* **GIVEN REQUEST**
Show each line that has the string "annotation" in it.

* **MATERIAL FOR THIS TASK**
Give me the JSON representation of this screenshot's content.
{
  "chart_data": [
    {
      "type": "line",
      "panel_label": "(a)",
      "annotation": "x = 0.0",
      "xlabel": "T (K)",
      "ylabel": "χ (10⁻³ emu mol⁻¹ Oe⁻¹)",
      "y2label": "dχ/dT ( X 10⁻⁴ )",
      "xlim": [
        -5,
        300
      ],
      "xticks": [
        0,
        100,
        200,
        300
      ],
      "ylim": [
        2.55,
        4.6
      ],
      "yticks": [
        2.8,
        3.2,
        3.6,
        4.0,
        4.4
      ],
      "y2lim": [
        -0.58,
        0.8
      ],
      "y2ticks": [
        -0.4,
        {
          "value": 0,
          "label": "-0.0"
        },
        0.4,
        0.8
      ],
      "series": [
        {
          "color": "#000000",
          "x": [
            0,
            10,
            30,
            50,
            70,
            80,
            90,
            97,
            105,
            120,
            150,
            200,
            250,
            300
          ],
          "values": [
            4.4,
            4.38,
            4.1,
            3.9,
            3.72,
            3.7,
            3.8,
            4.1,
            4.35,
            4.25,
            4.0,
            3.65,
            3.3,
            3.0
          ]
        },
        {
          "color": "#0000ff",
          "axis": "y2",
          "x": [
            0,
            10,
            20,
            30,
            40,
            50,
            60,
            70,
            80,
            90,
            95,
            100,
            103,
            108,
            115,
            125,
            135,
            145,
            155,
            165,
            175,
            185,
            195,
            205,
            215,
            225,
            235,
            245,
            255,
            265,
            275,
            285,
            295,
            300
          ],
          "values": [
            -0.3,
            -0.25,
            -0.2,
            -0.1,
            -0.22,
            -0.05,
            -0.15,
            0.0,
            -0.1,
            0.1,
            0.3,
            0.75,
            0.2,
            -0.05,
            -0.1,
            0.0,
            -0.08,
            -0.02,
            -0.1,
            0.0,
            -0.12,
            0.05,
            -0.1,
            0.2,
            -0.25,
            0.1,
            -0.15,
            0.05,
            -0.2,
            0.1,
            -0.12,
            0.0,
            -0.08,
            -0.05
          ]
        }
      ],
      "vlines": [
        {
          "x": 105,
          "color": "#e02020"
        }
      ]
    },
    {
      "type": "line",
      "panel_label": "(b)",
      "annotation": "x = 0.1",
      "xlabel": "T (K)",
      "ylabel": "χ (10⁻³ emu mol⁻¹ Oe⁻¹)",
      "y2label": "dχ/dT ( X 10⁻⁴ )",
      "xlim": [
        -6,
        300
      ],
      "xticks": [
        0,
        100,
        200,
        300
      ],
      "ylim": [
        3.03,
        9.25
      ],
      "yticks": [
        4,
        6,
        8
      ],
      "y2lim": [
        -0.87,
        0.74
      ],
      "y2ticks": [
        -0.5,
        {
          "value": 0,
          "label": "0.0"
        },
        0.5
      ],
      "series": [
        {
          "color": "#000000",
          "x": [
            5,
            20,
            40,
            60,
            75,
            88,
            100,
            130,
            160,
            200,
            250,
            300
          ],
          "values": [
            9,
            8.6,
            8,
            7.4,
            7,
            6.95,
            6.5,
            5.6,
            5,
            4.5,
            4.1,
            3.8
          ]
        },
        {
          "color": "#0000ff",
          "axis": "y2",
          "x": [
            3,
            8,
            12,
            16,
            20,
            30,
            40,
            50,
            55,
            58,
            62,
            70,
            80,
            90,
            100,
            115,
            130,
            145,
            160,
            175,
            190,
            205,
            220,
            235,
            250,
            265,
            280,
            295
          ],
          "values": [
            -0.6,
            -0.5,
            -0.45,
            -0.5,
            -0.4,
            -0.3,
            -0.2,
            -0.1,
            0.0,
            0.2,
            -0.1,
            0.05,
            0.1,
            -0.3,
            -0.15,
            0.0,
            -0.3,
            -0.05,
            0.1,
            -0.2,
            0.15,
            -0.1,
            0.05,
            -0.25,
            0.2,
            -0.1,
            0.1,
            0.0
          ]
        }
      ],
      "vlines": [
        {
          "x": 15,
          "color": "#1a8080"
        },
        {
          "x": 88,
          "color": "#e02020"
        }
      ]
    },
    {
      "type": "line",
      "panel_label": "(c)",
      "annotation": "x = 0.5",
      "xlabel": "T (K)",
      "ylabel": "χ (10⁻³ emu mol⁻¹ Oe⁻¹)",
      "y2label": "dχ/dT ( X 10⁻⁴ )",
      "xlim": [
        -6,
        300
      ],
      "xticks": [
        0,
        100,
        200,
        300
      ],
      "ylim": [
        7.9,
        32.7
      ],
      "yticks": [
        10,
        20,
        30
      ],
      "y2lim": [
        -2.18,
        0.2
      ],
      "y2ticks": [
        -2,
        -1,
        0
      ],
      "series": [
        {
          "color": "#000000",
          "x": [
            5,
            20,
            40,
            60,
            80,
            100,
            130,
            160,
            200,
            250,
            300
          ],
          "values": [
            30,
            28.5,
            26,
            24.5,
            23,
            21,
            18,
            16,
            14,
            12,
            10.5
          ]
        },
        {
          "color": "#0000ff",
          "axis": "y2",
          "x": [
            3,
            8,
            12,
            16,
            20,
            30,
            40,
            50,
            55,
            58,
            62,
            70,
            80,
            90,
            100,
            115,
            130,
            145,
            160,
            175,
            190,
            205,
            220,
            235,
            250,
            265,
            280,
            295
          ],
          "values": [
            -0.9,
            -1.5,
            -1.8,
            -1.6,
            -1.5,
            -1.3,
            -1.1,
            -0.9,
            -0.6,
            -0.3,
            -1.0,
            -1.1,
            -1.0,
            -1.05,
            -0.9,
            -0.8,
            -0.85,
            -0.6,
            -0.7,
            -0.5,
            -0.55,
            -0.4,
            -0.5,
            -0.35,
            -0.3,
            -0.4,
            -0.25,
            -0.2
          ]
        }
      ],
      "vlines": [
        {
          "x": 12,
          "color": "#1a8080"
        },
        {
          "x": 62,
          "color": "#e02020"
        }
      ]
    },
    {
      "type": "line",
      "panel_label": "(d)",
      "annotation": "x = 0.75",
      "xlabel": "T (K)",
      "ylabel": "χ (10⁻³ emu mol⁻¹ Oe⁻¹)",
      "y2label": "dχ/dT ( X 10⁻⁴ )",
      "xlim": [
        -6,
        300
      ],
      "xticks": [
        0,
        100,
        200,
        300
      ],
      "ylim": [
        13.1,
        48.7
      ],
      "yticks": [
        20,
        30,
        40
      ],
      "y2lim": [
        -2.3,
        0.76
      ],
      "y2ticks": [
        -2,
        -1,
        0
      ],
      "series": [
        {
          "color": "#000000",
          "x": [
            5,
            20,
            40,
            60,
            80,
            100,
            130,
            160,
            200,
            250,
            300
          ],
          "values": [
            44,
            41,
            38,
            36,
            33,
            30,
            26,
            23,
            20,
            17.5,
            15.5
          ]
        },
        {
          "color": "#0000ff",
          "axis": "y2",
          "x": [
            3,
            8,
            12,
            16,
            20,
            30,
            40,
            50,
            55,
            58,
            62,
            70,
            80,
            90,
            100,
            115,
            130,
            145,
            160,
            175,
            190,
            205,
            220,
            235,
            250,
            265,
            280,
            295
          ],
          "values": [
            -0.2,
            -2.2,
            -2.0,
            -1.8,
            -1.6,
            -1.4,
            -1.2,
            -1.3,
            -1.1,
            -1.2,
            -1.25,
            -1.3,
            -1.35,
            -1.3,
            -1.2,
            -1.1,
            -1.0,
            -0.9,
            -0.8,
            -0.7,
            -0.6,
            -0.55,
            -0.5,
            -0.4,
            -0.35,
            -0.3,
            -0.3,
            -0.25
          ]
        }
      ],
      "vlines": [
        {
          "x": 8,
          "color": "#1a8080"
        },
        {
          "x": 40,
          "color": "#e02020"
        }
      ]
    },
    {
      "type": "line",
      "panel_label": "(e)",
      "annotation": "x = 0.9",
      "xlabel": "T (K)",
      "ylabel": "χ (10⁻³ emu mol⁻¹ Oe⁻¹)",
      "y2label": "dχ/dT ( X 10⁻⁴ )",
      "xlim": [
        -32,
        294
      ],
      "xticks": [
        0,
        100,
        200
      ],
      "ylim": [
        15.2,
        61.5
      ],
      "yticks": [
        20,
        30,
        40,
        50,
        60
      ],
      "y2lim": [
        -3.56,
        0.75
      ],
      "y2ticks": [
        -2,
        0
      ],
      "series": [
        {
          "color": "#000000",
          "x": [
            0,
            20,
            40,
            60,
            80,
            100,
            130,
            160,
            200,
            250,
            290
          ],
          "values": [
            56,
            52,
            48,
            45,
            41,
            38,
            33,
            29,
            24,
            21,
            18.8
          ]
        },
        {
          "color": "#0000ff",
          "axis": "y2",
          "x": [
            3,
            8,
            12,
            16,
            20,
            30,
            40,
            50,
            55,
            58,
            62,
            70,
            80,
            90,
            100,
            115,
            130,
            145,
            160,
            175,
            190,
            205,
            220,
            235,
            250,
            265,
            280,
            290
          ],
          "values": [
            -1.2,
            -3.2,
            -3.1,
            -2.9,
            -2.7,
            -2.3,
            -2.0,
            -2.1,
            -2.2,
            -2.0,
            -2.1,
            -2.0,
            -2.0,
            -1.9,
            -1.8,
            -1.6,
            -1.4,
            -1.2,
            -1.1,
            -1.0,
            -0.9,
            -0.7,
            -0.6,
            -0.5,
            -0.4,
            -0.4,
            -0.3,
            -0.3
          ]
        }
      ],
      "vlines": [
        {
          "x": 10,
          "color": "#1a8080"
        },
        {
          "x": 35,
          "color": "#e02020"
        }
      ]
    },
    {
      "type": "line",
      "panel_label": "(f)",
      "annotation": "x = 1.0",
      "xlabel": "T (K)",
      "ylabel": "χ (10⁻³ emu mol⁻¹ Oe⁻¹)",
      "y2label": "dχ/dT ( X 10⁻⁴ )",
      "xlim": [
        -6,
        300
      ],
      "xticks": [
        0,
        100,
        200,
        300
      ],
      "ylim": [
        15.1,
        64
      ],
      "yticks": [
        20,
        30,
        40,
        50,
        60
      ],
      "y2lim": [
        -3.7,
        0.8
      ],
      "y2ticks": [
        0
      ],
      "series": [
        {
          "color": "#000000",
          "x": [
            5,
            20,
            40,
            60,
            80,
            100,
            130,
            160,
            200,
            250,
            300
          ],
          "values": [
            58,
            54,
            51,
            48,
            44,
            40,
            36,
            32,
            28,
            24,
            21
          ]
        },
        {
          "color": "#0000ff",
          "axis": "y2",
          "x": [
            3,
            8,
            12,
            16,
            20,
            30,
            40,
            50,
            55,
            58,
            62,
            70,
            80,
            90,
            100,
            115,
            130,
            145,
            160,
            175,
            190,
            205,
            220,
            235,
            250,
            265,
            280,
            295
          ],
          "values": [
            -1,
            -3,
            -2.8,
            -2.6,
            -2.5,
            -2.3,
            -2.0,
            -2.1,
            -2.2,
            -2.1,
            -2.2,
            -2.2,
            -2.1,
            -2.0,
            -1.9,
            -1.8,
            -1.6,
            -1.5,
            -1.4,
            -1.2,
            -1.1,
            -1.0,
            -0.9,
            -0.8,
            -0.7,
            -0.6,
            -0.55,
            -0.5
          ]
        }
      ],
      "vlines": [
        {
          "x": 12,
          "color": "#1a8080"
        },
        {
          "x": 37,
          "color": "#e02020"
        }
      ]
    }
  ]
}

* **COMPLETE OUTPUT**
      "annotation": "x = 0.0",
      "annotation": "x = 0.1",
      "annotation": "x = 0.5",
      "annotation": "x = 0.75",
      "annotation": "x = 0.9",
      "annotation": "x = 1.0",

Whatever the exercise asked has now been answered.